* **SOURCE DATA**

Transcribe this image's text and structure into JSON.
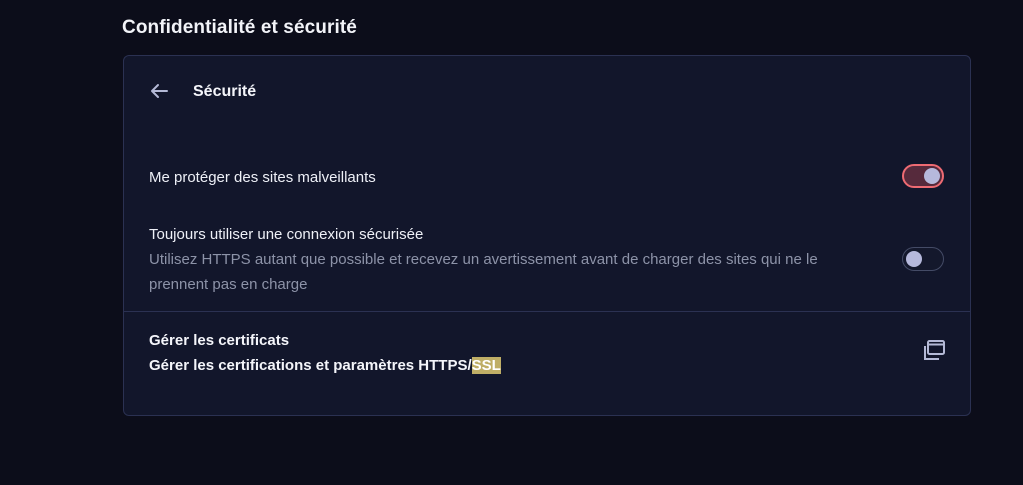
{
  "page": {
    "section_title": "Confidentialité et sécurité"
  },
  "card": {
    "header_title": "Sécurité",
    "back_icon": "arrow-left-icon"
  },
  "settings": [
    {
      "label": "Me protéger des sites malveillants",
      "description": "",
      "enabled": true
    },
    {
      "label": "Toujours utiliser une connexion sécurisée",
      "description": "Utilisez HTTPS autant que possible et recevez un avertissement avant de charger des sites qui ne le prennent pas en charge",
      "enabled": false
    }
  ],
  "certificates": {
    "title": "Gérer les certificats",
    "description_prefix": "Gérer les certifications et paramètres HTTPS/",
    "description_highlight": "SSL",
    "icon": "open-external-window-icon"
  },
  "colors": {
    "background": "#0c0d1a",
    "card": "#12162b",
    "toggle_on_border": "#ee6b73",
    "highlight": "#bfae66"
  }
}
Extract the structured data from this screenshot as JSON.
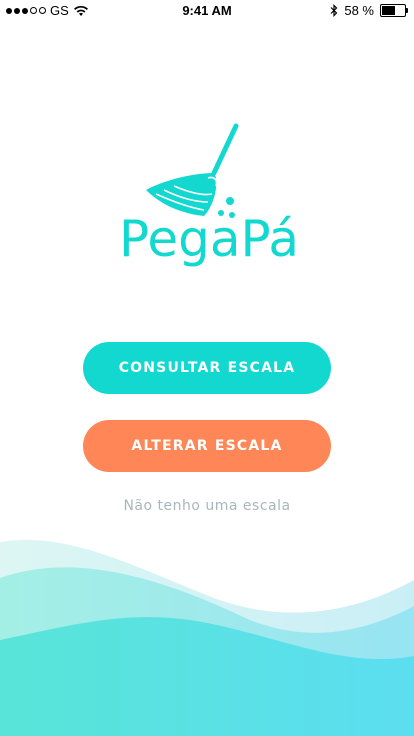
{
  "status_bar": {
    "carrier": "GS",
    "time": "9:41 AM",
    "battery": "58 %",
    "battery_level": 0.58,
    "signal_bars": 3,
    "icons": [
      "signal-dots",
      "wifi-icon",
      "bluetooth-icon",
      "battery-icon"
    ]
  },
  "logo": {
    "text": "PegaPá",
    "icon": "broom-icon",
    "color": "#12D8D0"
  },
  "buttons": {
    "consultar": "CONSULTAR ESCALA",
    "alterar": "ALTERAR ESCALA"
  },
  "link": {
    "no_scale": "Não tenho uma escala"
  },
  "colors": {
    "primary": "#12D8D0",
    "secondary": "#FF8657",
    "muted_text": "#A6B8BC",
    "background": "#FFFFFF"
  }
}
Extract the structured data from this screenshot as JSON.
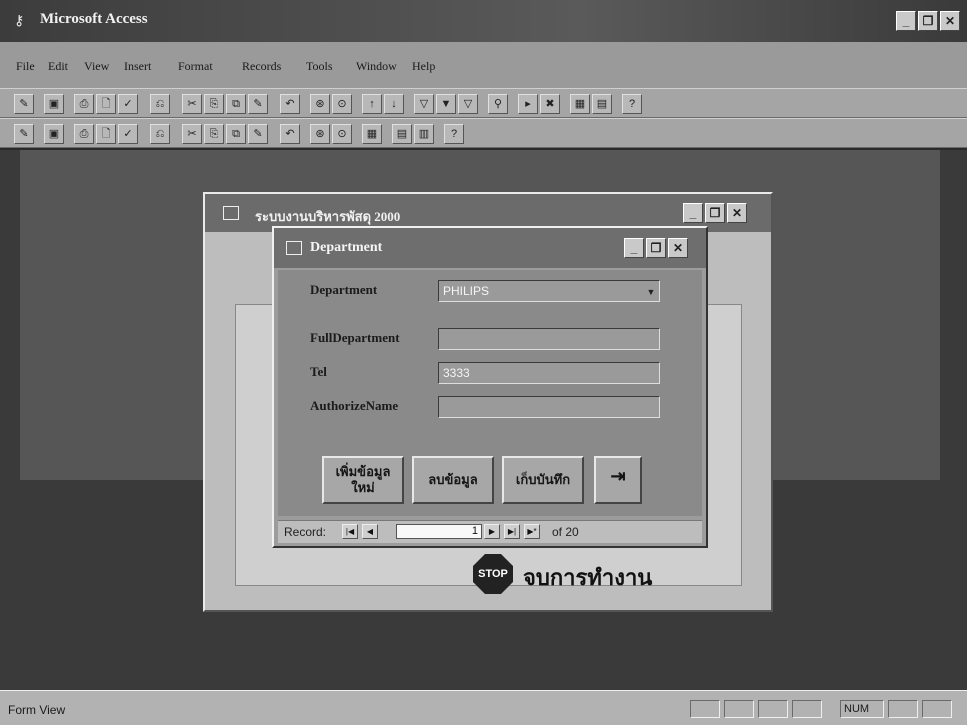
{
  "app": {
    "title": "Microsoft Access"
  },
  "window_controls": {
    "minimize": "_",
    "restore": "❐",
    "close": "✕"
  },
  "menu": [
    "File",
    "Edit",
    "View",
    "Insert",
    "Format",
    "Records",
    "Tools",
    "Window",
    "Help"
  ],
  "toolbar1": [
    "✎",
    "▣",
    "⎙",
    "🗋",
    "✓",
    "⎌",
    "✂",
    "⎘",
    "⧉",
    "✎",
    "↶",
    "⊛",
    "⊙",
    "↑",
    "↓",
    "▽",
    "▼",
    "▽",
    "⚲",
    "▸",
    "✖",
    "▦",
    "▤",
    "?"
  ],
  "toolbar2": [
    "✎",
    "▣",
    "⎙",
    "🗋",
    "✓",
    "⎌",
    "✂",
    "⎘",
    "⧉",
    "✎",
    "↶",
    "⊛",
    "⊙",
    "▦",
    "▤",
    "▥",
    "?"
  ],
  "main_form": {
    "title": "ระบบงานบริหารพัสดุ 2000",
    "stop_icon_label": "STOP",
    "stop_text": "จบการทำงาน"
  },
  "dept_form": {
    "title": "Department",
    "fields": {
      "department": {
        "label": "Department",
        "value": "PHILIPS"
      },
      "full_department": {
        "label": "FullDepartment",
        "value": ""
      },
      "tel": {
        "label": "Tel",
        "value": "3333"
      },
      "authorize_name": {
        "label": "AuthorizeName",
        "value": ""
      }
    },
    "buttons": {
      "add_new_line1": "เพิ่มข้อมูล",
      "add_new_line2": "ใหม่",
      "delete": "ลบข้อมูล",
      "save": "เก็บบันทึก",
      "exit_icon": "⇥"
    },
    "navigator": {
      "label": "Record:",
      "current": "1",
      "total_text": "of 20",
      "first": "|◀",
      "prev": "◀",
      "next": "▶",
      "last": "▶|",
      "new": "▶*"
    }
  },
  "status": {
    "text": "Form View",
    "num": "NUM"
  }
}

--

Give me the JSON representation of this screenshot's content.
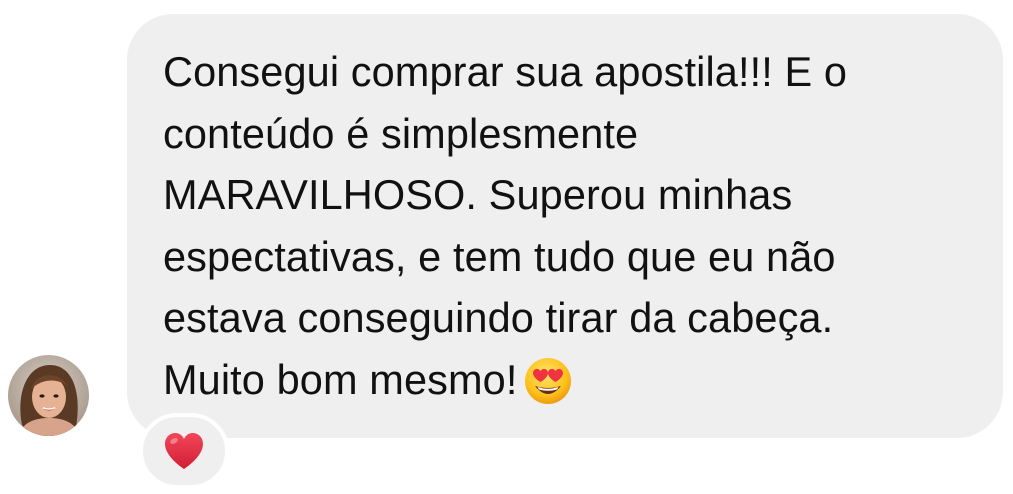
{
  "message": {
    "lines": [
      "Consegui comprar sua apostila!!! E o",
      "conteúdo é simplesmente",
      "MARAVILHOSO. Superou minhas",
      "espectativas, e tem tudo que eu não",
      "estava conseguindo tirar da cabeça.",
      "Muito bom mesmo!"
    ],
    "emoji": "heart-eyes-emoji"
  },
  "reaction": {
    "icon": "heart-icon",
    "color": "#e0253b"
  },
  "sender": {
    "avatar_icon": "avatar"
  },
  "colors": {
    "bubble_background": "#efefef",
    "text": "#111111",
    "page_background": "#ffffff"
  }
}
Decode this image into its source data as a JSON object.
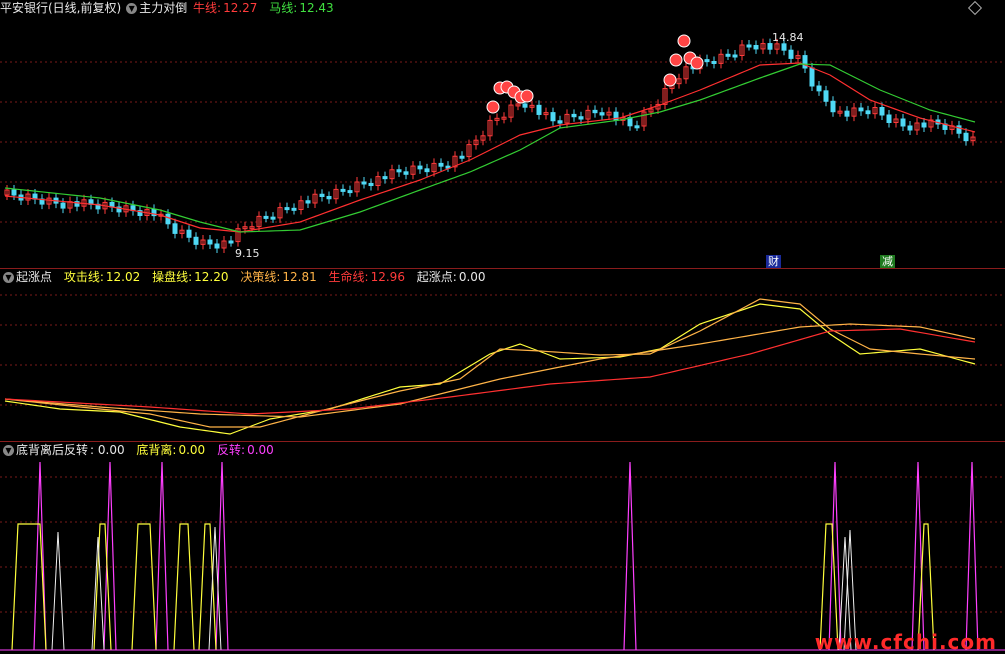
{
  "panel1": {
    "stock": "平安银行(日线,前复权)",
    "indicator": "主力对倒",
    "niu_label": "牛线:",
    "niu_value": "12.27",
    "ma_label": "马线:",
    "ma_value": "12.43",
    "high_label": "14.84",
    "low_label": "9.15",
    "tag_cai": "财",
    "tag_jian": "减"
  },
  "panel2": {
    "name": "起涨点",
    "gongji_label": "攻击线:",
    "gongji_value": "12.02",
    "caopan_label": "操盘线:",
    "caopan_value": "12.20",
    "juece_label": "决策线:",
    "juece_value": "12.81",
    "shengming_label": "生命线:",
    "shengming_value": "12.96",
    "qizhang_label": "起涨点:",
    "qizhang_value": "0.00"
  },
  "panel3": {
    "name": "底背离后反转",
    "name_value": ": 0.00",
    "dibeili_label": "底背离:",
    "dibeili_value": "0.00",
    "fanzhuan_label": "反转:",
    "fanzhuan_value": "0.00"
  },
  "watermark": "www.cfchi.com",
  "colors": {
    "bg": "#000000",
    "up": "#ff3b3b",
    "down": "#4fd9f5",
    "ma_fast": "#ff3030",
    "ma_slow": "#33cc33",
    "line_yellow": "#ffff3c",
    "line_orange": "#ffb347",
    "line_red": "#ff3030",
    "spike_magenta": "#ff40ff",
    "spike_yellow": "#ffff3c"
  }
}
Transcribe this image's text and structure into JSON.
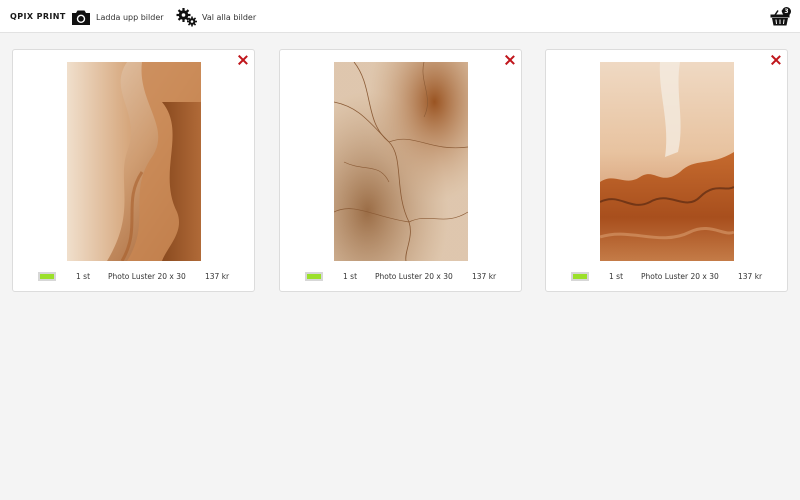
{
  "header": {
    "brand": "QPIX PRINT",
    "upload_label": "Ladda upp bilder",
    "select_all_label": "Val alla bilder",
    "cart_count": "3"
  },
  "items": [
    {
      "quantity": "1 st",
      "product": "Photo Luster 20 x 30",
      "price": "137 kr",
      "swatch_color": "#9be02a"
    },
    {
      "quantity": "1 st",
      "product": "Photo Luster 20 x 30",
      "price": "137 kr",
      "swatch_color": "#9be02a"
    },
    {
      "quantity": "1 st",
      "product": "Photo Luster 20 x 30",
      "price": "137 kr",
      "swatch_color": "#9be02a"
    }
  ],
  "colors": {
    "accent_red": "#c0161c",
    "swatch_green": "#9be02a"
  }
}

* **EXERCISE DIRECTIONS**
All lines holding the word "sites" should be picked out and copied.

* **RESULT OF THIS TASK**
      "label": "Me protéger des sites malveillants",
      "description": "Utilisez HTTPS autant que possible et recevez un avertissement avant de charger des sites qui ne le prennent pas en charge",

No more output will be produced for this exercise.